* WHAT IS ASKED:
Gather from the listing below each line that includes the word "raios", and copy it.

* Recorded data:
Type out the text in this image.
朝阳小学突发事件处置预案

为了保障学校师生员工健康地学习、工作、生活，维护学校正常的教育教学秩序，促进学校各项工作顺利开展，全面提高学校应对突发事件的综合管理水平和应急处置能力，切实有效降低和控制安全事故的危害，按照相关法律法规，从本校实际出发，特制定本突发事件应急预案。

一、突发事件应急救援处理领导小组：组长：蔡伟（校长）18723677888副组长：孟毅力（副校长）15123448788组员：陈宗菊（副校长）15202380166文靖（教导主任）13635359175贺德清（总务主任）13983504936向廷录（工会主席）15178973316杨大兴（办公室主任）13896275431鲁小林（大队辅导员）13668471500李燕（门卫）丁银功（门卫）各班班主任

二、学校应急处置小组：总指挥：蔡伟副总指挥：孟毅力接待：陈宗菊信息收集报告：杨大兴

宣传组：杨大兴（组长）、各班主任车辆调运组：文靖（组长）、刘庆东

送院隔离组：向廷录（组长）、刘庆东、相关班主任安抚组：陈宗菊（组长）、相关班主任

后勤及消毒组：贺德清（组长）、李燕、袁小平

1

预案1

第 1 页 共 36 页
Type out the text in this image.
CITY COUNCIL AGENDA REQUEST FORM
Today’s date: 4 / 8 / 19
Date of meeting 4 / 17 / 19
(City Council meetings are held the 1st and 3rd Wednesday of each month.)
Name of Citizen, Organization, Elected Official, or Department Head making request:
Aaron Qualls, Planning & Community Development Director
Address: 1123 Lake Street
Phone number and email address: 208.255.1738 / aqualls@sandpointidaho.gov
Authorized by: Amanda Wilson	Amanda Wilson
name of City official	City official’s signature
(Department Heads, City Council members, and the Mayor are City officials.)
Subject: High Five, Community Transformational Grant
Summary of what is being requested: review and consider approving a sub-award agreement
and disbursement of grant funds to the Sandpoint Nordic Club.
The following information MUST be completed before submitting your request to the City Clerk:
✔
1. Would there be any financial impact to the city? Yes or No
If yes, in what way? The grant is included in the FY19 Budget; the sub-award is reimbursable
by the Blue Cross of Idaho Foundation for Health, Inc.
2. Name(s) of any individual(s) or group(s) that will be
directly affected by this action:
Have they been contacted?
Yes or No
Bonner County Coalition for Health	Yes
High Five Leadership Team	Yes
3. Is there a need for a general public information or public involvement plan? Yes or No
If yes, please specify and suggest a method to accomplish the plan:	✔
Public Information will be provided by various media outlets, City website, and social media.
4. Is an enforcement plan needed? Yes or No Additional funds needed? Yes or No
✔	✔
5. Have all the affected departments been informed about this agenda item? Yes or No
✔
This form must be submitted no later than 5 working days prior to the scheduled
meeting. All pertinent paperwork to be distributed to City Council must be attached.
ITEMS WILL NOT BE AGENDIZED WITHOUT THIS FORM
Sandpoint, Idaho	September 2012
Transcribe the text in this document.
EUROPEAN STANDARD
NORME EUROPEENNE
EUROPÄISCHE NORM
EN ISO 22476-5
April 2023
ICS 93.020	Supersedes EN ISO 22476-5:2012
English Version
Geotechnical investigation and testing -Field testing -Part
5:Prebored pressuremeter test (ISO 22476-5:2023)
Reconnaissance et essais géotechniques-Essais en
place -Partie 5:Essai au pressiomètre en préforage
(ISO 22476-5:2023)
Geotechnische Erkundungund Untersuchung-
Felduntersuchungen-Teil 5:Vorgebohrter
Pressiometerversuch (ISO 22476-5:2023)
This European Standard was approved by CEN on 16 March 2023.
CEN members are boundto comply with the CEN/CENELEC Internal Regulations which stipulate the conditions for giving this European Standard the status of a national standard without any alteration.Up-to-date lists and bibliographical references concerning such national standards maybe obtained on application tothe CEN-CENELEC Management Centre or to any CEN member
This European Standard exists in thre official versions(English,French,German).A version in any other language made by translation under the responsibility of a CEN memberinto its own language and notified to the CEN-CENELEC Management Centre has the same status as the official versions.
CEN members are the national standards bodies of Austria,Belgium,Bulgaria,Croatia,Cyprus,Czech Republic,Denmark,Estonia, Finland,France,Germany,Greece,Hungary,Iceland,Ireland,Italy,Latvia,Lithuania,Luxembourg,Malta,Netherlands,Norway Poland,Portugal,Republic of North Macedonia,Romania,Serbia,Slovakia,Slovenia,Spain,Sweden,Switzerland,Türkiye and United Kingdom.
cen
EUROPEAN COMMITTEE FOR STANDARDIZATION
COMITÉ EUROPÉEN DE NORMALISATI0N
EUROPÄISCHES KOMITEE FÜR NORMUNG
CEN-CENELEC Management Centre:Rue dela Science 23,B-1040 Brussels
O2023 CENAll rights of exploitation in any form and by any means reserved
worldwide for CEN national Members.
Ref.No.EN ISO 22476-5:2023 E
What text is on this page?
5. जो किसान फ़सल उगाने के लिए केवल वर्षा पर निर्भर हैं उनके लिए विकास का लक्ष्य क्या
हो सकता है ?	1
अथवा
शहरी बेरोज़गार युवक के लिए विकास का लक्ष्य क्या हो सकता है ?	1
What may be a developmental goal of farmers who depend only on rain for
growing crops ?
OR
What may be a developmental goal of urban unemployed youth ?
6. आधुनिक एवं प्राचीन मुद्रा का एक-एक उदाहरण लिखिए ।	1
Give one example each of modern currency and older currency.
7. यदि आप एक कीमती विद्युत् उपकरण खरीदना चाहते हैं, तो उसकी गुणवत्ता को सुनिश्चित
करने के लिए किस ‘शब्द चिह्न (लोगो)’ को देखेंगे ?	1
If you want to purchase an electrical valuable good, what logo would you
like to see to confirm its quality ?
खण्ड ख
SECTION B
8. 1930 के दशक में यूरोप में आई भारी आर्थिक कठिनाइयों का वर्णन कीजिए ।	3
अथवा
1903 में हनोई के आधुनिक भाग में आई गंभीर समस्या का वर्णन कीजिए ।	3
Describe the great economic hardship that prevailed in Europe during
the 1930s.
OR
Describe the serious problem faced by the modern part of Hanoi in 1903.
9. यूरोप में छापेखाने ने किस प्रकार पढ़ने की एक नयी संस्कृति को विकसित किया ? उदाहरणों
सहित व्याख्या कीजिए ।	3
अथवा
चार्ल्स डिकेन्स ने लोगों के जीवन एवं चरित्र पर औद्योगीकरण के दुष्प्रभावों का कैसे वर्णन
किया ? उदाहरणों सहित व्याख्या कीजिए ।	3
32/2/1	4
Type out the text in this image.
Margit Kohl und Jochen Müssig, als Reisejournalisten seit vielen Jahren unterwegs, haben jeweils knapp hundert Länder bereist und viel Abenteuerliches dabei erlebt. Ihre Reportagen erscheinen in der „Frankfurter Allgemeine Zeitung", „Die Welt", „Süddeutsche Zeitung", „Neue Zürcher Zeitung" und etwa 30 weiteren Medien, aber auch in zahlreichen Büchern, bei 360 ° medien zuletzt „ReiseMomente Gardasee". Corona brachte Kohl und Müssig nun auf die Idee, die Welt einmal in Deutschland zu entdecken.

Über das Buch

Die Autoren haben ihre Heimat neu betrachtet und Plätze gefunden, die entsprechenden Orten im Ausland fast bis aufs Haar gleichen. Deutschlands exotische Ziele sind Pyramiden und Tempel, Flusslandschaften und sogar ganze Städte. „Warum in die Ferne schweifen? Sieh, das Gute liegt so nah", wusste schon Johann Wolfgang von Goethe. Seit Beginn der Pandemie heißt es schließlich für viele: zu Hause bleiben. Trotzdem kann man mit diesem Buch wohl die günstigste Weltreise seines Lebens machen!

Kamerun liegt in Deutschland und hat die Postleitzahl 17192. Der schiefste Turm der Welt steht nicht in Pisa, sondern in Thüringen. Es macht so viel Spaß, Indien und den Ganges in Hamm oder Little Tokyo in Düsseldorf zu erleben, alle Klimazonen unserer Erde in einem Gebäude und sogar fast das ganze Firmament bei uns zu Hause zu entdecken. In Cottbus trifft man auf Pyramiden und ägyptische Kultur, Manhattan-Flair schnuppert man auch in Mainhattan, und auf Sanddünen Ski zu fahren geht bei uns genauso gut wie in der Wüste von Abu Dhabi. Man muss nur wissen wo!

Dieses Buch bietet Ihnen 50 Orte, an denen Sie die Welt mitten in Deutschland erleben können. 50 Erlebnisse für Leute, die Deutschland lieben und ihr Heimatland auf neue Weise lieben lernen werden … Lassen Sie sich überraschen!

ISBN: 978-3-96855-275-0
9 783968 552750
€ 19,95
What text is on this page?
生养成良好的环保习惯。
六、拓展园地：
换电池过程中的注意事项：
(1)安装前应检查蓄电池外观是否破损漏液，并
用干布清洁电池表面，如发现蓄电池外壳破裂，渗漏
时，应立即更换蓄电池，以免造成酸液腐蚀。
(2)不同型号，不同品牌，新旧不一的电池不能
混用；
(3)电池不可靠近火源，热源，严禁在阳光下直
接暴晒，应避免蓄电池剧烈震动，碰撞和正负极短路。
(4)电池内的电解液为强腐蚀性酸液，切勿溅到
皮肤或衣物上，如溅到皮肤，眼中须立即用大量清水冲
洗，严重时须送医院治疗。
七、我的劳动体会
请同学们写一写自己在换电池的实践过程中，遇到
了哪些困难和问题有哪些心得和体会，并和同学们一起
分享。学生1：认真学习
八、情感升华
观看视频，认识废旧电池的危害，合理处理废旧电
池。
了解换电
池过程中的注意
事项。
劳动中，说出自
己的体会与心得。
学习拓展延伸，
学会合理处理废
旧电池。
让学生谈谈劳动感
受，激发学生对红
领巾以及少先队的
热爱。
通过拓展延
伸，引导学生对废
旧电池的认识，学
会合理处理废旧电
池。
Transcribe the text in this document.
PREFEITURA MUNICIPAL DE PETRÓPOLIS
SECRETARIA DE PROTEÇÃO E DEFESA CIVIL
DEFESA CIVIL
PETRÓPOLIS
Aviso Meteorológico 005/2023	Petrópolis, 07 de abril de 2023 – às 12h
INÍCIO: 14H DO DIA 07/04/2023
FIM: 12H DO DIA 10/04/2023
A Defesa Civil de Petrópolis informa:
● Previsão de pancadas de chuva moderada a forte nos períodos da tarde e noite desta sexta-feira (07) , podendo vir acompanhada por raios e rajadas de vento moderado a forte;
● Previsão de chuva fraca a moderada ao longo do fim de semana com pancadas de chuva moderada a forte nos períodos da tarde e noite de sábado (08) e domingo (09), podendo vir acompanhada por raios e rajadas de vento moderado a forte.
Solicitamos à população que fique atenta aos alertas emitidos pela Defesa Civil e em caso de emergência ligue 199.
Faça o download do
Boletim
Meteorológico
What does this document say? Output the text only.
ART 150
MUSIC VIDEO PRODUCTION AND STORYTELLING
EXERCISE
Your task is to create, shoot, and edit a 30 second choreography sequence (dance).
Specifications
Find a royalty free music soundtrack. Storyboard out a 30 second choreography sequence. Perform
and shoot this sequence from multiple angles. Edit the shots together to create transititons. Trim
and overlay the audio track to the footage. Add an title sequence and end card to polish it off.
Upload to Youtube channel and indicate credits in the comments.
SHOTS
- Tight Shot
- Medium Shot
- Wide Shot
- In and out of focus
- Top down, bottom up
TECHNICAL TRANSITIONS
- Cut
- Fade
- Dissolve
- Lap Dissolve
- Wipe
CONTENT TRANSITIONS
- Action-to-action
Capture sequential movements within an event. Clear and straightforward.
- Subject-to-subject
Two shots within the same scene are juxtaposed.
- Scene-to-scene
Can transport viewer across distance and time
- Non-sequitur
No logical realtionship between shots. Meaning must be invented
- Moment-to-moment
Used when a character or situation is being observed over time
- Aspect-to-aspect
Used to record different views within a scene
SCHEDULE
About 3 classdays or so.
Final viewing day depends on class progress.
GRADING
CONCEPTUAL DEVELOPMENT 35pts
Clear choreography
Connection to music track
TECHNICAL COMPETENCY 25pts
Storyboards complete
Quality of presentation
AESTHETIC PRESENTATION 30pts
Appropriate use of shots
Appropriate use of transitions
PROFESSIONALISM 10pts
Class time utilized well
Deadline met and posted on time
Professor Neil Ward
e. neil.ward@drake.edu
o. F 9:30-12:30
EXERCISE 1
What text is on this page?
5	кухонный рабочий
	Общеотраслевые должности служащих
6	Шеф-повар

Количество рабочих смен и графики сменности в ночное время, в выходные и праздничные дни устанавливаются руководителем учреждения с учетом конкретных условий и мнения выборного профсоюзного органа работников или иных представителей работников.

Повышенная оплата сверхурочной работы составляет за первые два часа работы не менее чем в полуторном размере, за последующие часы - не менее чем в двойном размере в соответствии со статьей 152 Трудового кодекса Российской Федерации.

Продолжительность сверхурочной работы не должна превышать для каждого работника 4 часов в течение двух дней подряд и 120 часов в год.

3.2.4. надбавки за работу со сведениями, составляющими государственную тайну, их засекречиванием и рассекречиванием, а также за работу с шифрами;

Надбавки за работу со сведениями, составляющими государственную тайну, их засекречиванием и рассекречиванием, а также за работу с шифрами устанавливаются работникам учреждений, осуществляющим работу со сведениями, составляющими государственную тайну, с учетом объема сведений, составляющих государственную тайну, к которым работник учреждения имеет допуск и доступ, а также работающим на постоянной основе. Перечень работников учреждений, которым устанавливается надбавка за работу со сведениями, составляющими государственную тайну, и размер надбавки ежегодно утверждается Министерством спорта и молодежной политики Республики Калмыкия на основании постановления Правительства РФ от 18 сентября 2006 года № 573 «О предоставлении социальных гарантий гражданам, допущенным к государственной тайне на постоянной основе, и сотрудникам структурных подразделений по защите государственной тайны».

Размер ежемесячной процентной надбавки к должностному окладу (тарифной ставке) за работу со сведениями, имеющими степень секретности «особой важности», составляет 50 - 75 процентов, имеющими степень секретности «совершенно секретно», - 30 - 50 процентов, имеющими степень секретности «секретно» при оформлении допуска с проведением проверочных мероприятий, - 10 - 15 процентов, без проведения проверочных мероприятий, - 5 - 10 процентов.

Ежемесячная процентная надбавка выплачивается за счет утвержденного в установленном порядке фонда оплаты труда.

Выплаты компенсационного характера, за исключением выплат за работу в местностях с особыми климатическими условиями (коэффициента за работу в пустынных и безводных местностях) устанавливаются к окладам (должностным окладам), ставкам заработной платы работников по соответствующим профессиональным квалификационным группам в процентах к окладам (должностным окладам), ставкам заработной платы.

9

* SOLVED PROBLEM:
● Previsão de pancadas de chuva moderada a forte nos períodos da tarde e noite desta sexta-feira (07) , podendo vir acompanhada por raios e rajadas de vento moderado a forte;
● Previsão de chuva fraca a moderada ao longo do fim de semana com pancadas de chuva moderada a forte nos períodos da tarde e noite de sábado (08) e domingo (09), podendo vir acompanhada por raios e rajadas de vento moderado a forte.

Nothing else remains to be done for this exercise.